Task statement
Exact reproduction is required for all entries.

Task input

_ _ _ _

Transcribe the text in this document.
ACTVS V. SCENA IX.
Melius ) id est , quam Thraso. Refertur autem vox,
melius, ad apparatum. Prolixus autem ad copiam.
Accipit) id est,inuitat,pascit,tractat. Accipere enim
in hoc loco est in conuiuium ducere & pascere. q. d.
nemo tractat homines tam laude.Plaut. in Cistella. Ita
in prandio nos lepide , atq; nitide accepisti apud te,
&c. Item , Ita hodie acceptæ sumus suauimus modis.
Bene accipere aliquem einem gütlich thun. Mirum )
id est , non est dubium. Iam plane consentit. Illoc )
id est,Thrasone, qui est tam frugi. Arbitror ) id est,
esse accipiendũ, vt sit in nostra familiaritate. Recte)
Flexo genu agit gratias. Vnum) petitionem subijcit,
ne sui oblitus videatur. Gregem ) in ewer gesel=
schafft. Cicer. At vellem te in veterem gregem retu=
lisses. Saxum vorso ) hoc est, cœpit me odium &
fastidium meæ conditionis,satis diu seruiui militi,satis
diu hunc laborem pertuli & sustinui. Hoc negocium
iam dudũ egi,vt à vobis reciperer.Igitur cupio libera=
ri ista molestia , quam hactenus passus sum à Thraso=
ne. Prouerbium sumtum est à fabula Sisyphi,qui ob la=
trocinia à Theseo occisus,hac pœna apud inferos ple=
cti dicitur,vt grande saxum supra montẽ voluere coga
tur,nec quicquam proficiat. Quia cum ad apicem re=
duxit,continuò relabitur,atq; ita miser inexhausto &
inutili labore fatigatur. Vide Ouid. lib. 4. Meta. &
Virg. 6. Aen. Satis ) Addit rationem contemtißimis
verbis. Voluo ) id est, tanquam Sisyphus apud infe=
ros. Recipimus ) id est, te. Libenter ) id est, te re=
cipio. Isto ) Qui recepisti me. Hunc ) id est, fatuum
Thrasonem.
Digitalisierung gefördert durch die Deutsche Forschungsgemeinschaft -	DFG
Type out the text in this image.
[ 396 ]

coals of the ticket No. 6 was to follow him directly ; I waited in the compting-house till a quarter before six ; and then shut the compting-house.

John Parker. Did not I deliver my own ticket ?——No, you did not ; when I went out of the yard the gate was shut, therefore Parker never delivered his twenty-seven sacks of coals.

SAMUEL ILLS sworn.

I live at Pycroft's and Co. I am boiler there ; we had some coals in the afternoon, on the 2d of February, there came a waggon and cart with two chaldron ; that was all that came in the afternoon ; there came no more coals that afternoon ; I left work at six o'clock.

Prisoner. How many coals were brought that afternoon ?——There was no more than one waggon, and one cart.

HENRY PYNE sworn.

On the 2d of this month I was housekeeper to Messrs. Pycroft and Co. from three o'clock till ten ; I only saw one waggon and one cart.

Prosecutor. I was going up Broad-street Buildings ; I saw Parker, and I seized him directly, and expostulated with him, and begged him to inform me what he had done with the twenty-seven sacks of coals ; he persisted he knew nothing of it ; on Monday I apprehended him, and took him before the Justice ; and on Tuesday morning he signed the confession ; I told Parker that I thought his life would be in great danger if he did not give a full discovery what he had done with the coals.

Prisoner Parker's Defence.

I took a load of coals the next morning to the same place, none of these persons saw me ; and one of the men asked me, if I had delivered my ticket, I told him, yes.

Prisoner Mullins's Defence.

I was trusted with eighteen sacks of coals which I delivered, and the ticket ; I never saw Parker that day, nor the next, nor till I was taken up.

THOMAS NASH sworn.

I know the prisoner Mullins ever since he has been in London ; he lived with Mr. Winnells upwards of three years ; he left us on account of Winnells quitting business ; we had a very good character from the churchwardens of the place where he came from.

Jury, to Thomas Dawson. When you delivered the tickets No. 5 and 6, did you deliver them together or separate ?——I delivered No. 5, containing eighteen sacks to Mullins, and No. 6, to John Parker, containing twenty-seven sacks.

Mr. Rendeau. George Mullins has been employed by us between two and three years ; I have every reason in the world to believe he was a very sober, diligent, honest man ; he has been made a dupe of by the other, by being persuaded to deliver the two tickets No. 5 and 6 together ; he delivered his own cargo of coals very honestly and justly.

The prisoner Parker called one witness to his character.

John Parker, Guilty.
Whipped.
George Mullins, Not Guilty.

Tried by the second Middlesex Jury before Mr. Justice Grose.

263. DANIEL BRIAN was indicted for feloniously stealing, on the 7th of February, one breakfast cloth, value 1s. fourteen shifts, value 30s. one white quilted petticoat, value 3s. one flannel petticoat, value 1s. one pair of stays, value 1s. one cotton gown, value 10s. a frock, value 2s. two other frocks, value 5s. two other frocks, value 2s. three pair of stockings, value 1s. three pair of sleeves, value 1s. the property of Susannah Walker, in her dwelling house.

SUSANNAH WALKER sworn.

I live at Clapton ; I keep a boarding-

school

_ _ _ _

Response to the task
Transcribe the text in this document.
ACTVS V. SCENA IX.
Melius ) id est , quam Thraso. Refertur autem vox,
melius, ad apparatum. Prolixus autem ad copiam.
Accipit) id est,inuitat,pascit,tractat. Accipere enim
in hoc loco est in conuiuium ducere & pascere. q. d.
nemo tractat homines tam laude.Plaut. in Cistella. Ita
in prandio nos lepide , atq; nitide accepisti apud te,
&c. Item , Ita hodie acceptæ sumus suauimus modis.
Bene accipere aliquem einem gütlich thun. Mirum )
id est , non est dubium. Iam plane consentit. Illoc )
id est,Thrasone, qui est tam frugi. Arbitror ) id est,
esse accipiendũ, vt sit in nostra familiaritate. Recte)
Flexo genu agit gratias. Vnum) petitionem subijcit,
ne sui oblitus videatur. Gregem ) in ewer gesel=
schafft. Cicer. At vellem te in veterem gregem retu=
lisses. Saxum vorso ) hoc est, cœpit me odium &
fastidium meæ conditionis,satis diu seruiui militi,satis
diu hunc laborem pertuli & sustinui. Hoc negocium
iam dudũ egi,vt à vobis reciperer.Igitur cupio libera=
ri ista molestia , quam hactenus passus sum à Thraso=
ne. Prouerbium sumtum est à fabula Sisyphi,qui ob la=
trocinia à Theseo occisus,hac pœna apud inferos ple=
cti dicitur,vt grande saxum supra montẽ voluere coga
tur,nec quicquam proficiat. Quia cum ad apicem re=
duxit,continuò relabitur,atq; ita miser inexhausto &
inutili labore fatigatur. Vide Ouid. lib. 4. Meta. &
Virg. 6. Aen. Satis ) Addit rationem contemtißimis
verbis. Voluo ) id est, tanquam Sisyphus apud infe=
ros. Recipimus ) id est, te. Libenter ) id est, te re=
cipio. Isto ) Qui recepisti me. Hunc ) id est, fatuum
Thrasonem.
Digitalisierung gefördert durch die Deutsche Forschungsgemeinschaft -	DFG
Type out the text in this image.
[ 396 ]

coals of the ticket No. 6 was to follow him directly ; I waited in the compting-house till a quarter before six ; and then shut the compting-house.

John Parker. Did not I deliver my own ticket ?——No, you did not ; when I went out of the yard the gate was shut, therefore Parker never delivered his twenty-seven sacks of coals.

SAMUEL ILLS sworn.

I live at Pycroft's and Co. I am boiler there ; we had some coals in the afternoon, on the 2d of February, there came a waggon and cart with two chaldron ; that was all that came in the afternoon ; there came no more coals that afternoon ; I left work at six o'clock.

Prisoner. How many coals were brought that afternoon ?——There was no more than one waggon, and one cart.

HENRY PYNE sworn.

On the 2d of this month I was housekeeper to Messrs. Pycroft and Co. from three o'clock till ten ; I only saw one waggon and one cart.

Prosecutor. I was going up Broad-street Buildings ; I saw Parker, and I seized him directly, and expostulated with him, and begged him to inform me what he had done with the twenty-seven sacks of coals ; he persisted he knew nothing of it ; on Monday I apprehended him, and took him before the Justice ; and on Tuesday morning he signed the confession ; I told Parker that I thought his life would be in great danger if he did not give a full discovery what he had done with the coals.

Prisoner Parker's Defence.

I took a load of coals the next morning to the same place, none of these persons saw me ; and one of the men asked me, if I had delivered my ticket, I told him, yes.

Prisoner Mullins's Defence.

I was trusted with eighteen sacks of coals which I delivered, and the ticket ; I never saw Parker that day, nor the next, nor till I was taken up.

THOMAS NASH sworn.

I know the prisoner Mullins ever since he has been in London ; he lived with Mr. Winnells upwards of three years ; he left us on account of Winnells quitting business ; we had a very good character from the churchwardens of the place where he came from.

Jury, to Thomas Dawson. When you delivered the tickets No. 5 and 6, did you deliver them together or separate ?——I delivered No. 5, containing eighteen sacks to Mullins, and No. 6, to John Parker, containing twenty-seven sacks.

Mr. Rendeau. George Mullins has been employed by us between two and three years ; I have every reason in the world to believe he was a very sober, diligent, honest man ; he has been made a dupe of by the other, by being persuaded to deliver the two tickets No. 5 and 6 together ; he delivered his own cargo of coals very honestly and justly.

The prisoner Parker called one witness to his character.

John Parker, Guilty.
Whipped.
George Mullins, Not Guilty.

Tried by the second Middlesex Jury before Mr. Justice Grose.

263. DANIEL BRIAN was indicted for feloniously stealing, on the 7th of February, one breakfast cloth, value 1s. fourteen shifts, value 30s. one white quilted petticoat, value 3s. one flannel petticoat, value 1s. one pair of stays, value 1s. one cotton gown, value 10s. a frock, value 2s. two other frocks, value 5s. two other frocks, value 2s. three pair of stockings, value 1s. three pair of sleeves, value 1s. the property of Susannah Walker, in her dwelling house.

SUSANNAH WALKER sworn.

I live at Clapton ; I keep a boarding-

school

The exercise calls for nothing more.